WHAT IS REQUIRED: Write out the entire listing below exactly as it appears, minus any pictures.

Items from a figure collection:
[start]
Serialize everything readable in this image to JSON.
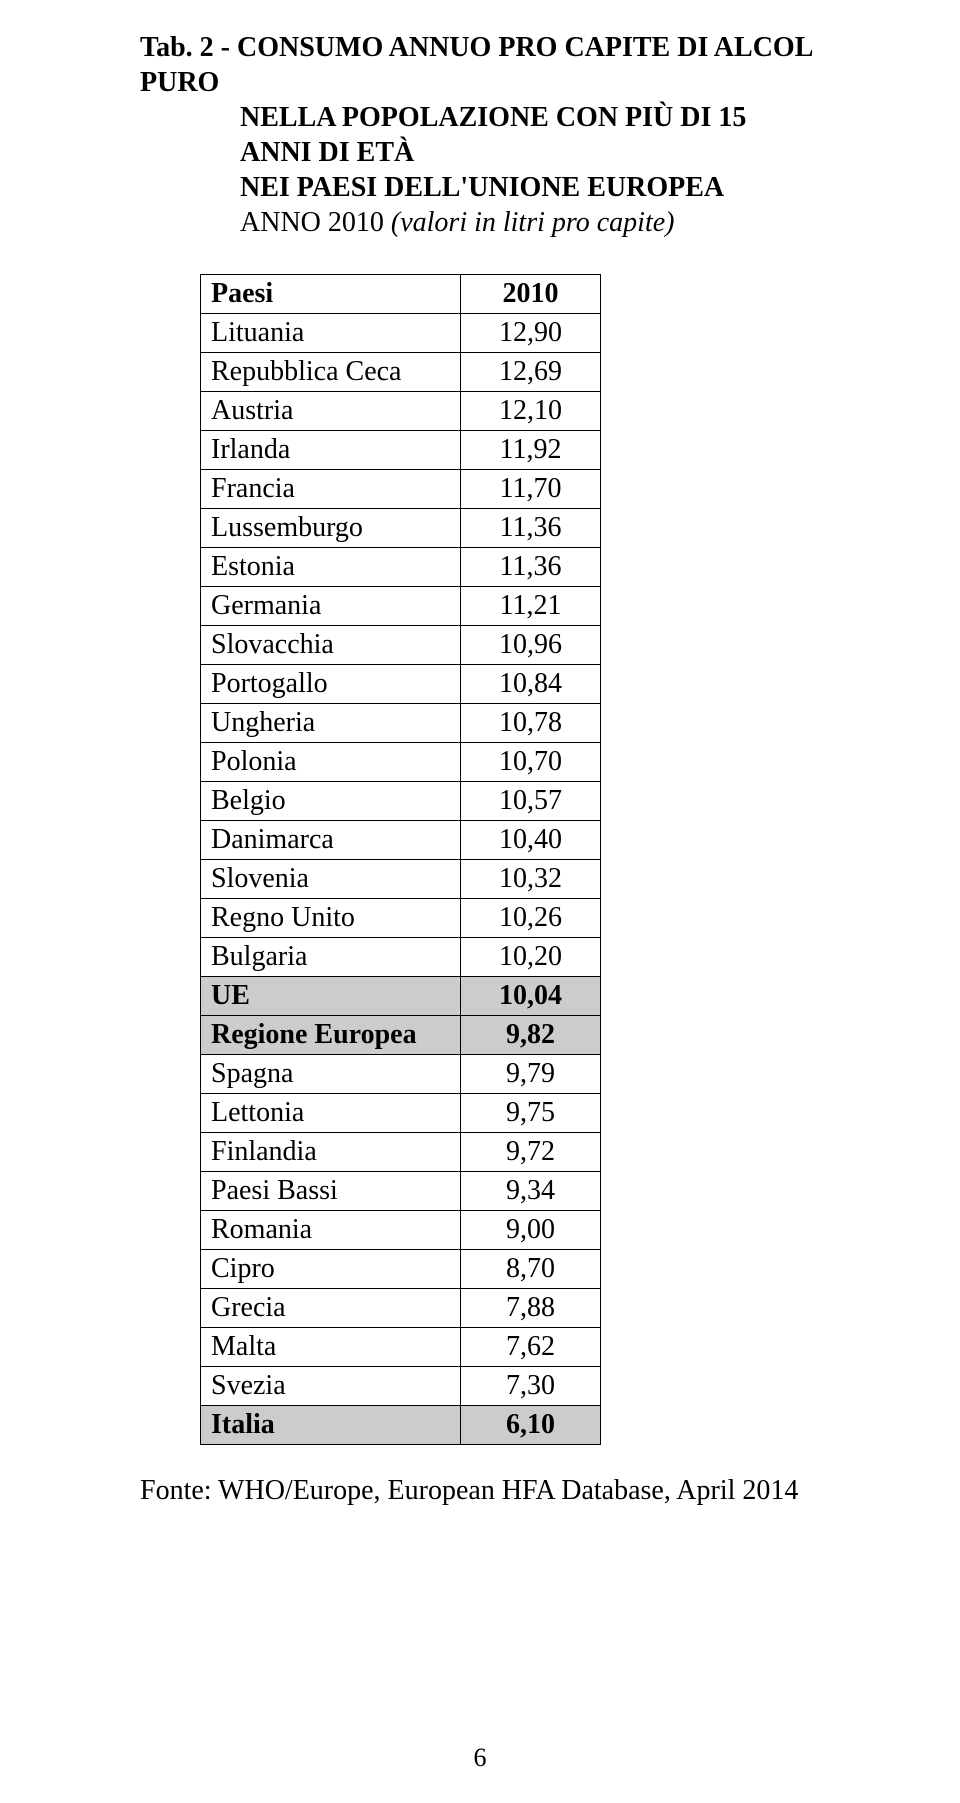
{
  "heading": {
    "line1": "Tab. 2 - CONSUMO ANNUO PRO CAPITE DI ALCOL PURO",
    "line2": "NELLA POPOLAZIONE CON PIÙ DI 15 ANNI DI ETÀ",
    "line3": "NEI PAESI DELL'UNIONE EUROPEA",
    "line4_year": "ANNO 2010 ",
    "line4_ital": "(valori in litri pro capite)"
  },
  "table": {
    "header": {
      "col1": "Paesi",
      "col2": "2010"
    },
    "header_background": "#ffffff",
    "highlight_background": "#cccccc",
    "border_color": "#000000",
    "font_family": "Times New Roman",
    "font_size_pt": 20,
    "rows": [
      {
        "country": "Lituania",
        "value": "12,90",
        "highlight": false
      },
      {
        "country": "Repubblica Ceca",
        "value": "12,69",
        "highlight": false
      },
      {
        "country": "Austria",
        "value": "12,10",
        "highlight": false
      },
      {
        "country": "Irlanda",
        "value": "11,92",
        "highlight": false
      },
      {
        "country": "Francia",
        "value": "11,70",
        "highlight": false
      },
      {
        "country": "Lussemburgo",
        "value": "11,36",
        "highlight": false
      },
      {
        "country": "Estonia",
        "value": "11,36",
        "highlight": false
      },
      {
        "country": "Germania",
        "value": "11,21",
        "highlight": false
      },
      {
        "country": "Slovacchia",
        "value": "10,96",
        "highlight": false
      },
      {
        "country": "Portogallo",
        "value": "10,84",
        "highlight": false
      },
      {
        "country": "Ungheria",
        "value": "10,78",
        "highlight": false
      },
      {
        "country": "Polonia",
        "value": "10,70",
        "highlight": false
      },
      {
        "country": "Belgio",
        "value": "10,57",
        "highlight": false
      },
      {
        "country": "Danimarca",
        "value": "10,40",
        "highlight": false
      },
      {
        "country": "Slovenia",
        "value": "10,32",
        "highlight": false
      },
      {
        "country": "Regno Unito",
        "value": "10,26",
        "highlight": false
      },
      {
        "country": "Bulgaria",
        "value": "10,20",
        "highlight": false
      },
      {
        "country": "UE",
        "value": "10,04",
        "highlight": true
      },
      {
        "country": "Regione Europea",
        "value": "9,82",
        "highlight": true
      },
      {
        "country": "Spagna",
        "value": "9,79",
        "highlight": false
      },
      {
        "country": "Lettonia",
        "value": "9,75",
        "highlight": false
      },
      {
        "country": "Finlandia",
        "value": "9,72",
        "highlight": false
      },
      {
        "country": "Paesi Bassi",
        "value": "9,34",
        "highlight": false
      },
      {
        "country": "Romania",
        "value": "9,00",
        "highlight": false
      },
      {
        "country": "Cipro",
        "value": "8,70",
        "highlight": false
      },
      {
        "country": "Grecia",
        "value": "7,88",
        "highlight": false
      },
      {
        "country": "Malta",
        "value": "7,62",
        "highlight": false
      },
      {
        "country": "Svezia",
        "value": "7,30",
        "highlight": false
      },
      {
        "country": "Italia",
        "value": "6,10",
        "highlight": true
      }
    ]
  },
  "source": "Fonte: WHO/Europe, European HFA Database, April 2014",
  "page_number": "6"
}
[end]
REPLY:
Serialize everything readable in this image to JSON.
{
  "heading": {
    "line1": "Tab. 2 - CONSUMO ANNUO PRO CAPITE DI ALCOL PURO",
    "line2": "NELLA POPOLAZIONE CON PIÙ DI 15 ANNI DI ETÀ",
    "line3": "NEI PAESI DELL'UNIONE EUROPEA",
    "line4_year": "ANNO 2010 ",
    "line4_ital": "(valori in litri pro capite)"
  },
  "table": {
    "header": {
      "col1": "Paesi",
      "col2": "2010"
    },
    "header_background": "#ffffff",
    "highlight_background": "#cccccc",
    "border_color": "#000000",
    "font_family": "Times New Roman",
    "font_size_pt": 20,
    "rows": [
      {
        "country": "Lituania",
        "value": "12,90",
        "highlight": false
      },
      {
        "country": "Repubblica Ceca",
        "value": "12,69",
        "highlight": false
      },
      {
        "country": "Austria",
        "value": "12,10",
        "highlight": false
      },
      {
        "country": "Irlanda",
        "value": "11,92",
        "highlight": false
      },
      {
        "country": "Francia",
        "value": "11,70",
        "highlight": false
      },
      {
        "country": "Lussemburgo",
        "value": "11,36",
        "highlight": false
      },
      {
        "country": "Estonia",
        "value": "11,36",
        "highlight": false
      },
      {
        "country": "Germania",
        "value": "11,21",
        "highlight": false
      },
      {
        "country": "Slovacchia",
        "value": "10,96",
        "highlight": false
      },
      {
        "country": "Portogallo",
        "value": "10,84",
        "highlight": false
      },
      {
        "country": "Ungheria",
        "value": "10,78",
        "highlight": false
      },
      {
        "country": "Polonia",
        "value": "10,70",
        "highlight": false
      },
      {
        "country": "Belgio",
        "value": "10,57",
        "highlight": false
      },
      {
        "country": "Danimarca",
        "value": "10,40",
        "highlight": false
      },
      {
        "country": "Slovenia",
        "value": "10,32",
        "highlight": false
      },
      {
        "country": "Regno Unito",
        "value": "10,26",
        "highlight": false
      },
      {
        "country": "Bulgaria",
        "value": "10,20",
        "highlight": false
      },
      {
        "country": "UE",
        "value": "10,04",
        "highlight": true
      },
      {
        "country": "Regione Europea",
        "value": "9,82",
        "highlight": true
      },
      {
        "country": "Spagna",
        "value": "9,79",
        "highlight": false
      },
      {
        "country": "Lettonia",
        "value": "9,75",
        "highlight": false
      },
      {
        "country": "Finlandia",
        "value": "9,72",
        "highlight": false
      },
      {
        "country": "Paesi Bassi",
        "value": "9,34",
        "highlight": false
      },
      {
        "country": "Romania",
        "value": "9,00",
        "highlight": false
      },
      {
        "country": "Cipro",
        "value": "8,70",
        "highlight": false
      },
      {
        "country": "Grecia",
        "value": "7,88",
        "highlight": false
      },
      {
        "country": "Malta",
        "value": "7,62",
        "highlight": false
      },
      {
        "country": "Svezia",
        "value": "7,30",
        "highlight": false
      },
      {
        "country": "Italia",
        "value": "6,10",
        "highlight": true
      }
    ]
  },
  "source": "Fonte: WHO/Europe, European HFA Database, April 2014",
  "page_number": "6"
}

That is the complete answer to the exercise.